►

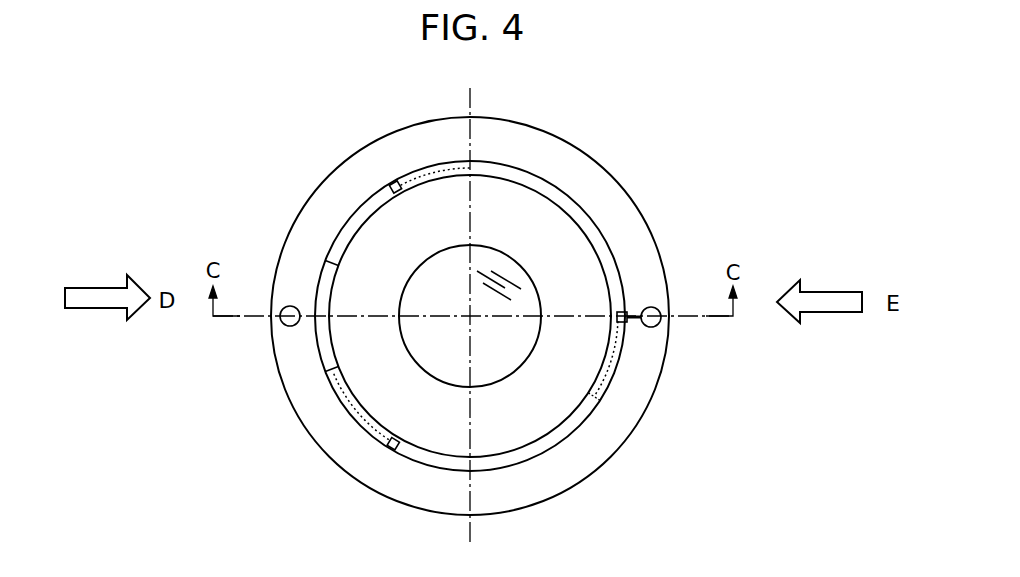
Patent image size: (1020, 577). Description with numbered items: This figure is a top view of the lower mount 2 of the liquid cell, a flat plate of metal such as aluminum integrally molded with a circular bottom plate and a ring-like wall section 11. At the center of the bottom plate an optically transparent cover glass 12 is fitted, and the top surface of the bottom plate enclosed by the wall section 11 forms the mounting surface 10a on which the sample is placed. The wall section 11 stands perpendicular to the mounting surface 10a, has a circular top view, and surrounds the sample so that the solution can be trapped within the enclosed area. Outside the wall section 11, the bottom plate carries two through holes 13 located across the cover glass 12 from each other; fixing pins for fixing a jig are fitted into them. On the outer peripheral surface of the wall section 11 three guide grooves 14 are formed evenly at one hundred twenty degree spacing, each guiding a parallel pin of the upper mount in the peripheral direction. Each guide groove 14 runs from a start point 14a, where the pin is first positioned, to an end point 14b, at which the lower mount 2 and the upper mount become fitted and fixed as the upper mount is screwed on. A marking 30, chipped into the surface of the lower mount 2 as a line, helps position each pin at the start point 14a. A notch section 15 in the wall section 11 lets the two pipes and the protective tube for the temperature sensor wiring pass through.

The lower mount 2 is at (768, 166).
The mounting surface 10a is at (575, 265).
The wall section 11 is at (575, 205).
The cover glass 12 is at (478, 262).
The through hole 13 is at (283, 324).
The guide groove 14 is at (431, 165).
The start point 14a is at (392, 182).
The end point 14b is at (471, 160).
The notch section 15 is at (325, 272).
The marking 30 is at (661, 319).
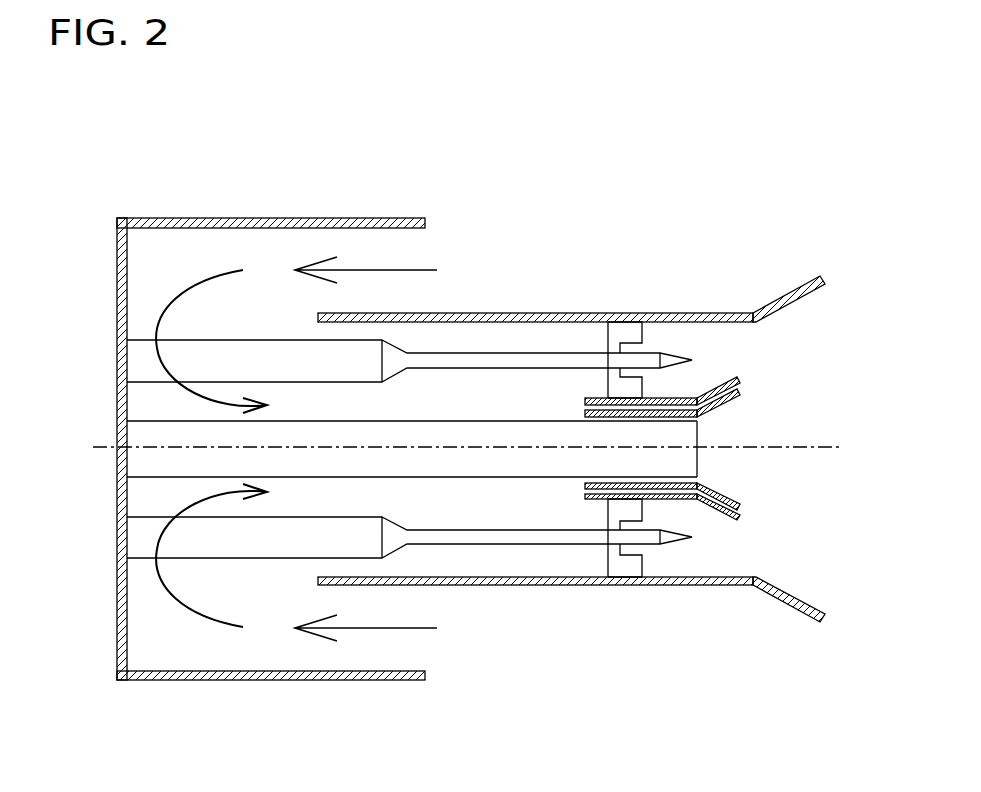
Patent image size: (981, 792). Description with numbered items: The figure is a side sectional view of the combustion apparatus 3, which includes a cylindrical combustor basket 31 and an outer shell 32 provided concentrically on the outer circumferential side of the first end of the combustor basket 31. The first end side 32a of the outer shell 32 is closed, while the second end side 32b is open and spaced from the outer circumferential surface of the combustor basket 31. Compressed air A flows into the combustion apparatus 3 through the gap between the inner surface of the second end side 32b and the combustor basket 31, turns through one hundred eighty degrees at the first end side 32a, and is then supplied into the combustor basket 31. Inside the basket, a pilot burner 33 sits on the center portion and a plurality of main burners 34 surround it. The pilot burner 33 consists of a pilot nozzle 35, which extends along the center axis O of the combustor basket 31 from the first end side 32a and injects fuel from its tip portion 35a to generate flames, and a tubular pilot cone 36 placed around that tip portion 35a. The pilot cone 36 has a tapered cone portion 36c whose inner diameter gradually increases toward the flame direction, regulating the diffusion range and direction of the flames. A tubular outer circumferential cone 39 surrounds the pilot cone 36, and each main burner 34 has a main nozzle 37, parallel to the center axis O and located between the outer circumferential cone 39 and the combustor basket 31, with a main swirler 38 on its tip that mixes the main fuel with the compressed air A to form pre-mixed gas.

The combustion apparatus 3 is at (499, 382).
The combustor basket 31 is at (562, 313).
The outer shell 32 is at (236, 396).
The first end side of the outer shell 32a is at (117, 368).
The second end side of the outer shell 32b is at (422, 218).
The pilot burner 33 is at (860, 383).
The main burner 34 is at (860, 295).
The pilot nozzle 35 is at (499, 459).
The tip portion of the pilot nozzle 35a is at (698, 470).
The pilot cone 36 is at (718, 398).
The tapered cone portion 36c is at (737, 510).
The main nozzle 37 is at (692, 360).
The main swirler 38 is at (643, 334).
The outer circumferential cone 39 is at (600, 397).
The compressed air A is at (194, 280).
The center axis O is at (105, 445).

◄

== Set problem ==
Repeat the records word for word from their start through the line containing "The marking 30 is at (661, 319).", with that line included, and leave the pictures out of your answer.

== Answer in full ==
Patent image size: (1020, 577). Description with numbered items: This figure is a top view of the lower mount 2 of the liquid cell, a flat plate of metal such as aluminum integrally molded with a circular bottom plate and a ring-like wall section 11. At the center of the bottom plate an optically transparent cover glass 12 is fitted, and the top surface of the bottom plate enclosed by the wall section 11 forms the mounting surface 10a on which the sample is placed. The wall section 11 stands perpendicular to the mounting surface 10a, has a circular top view, and surrounds the sample so that the solution can be trapped within the enclosed area. Outside the wall section 11, the bottom plate carries two through holes 13 located across the cover glass 12 from each other; fixing pins for fixing a jig are fitted into them. On the outer peripheral surface of the wall section 11 three guide grooves 14 are formed evenly at one hundred twenty degree spacing, each guiding a parallel pin of the upper mount in the peripheral direction. Each guide groove 14 runs from a start point 14a, where the pin is first positioned, to an end point 14b, at which the lower mount 2 and the upper mount become fitted and fixed as the upper mount is screwed on. A marking 30, chipped into the surface of the lower mount 2 as a line, helps position each pin at the start point 14a. A notch section 15 in the wall section 11 lets the two pipes and the protective tube for the temperature sensor wiring pass through.

The lower mount 2 is at (768, 166).
The mounting surface 10a is at (575, 265).
The wall section 11 is at (575, 205).
The cover glass 12 is at (478, 262).
The through hole 13 is at (283, 324).
The guide groove 14 is at (431, 165).
The start point 14a is at (392, 182).
The end point 14b is at (471, 160).
The notch section 15 is at (325, 272).
The marking 30 is at (661, 319).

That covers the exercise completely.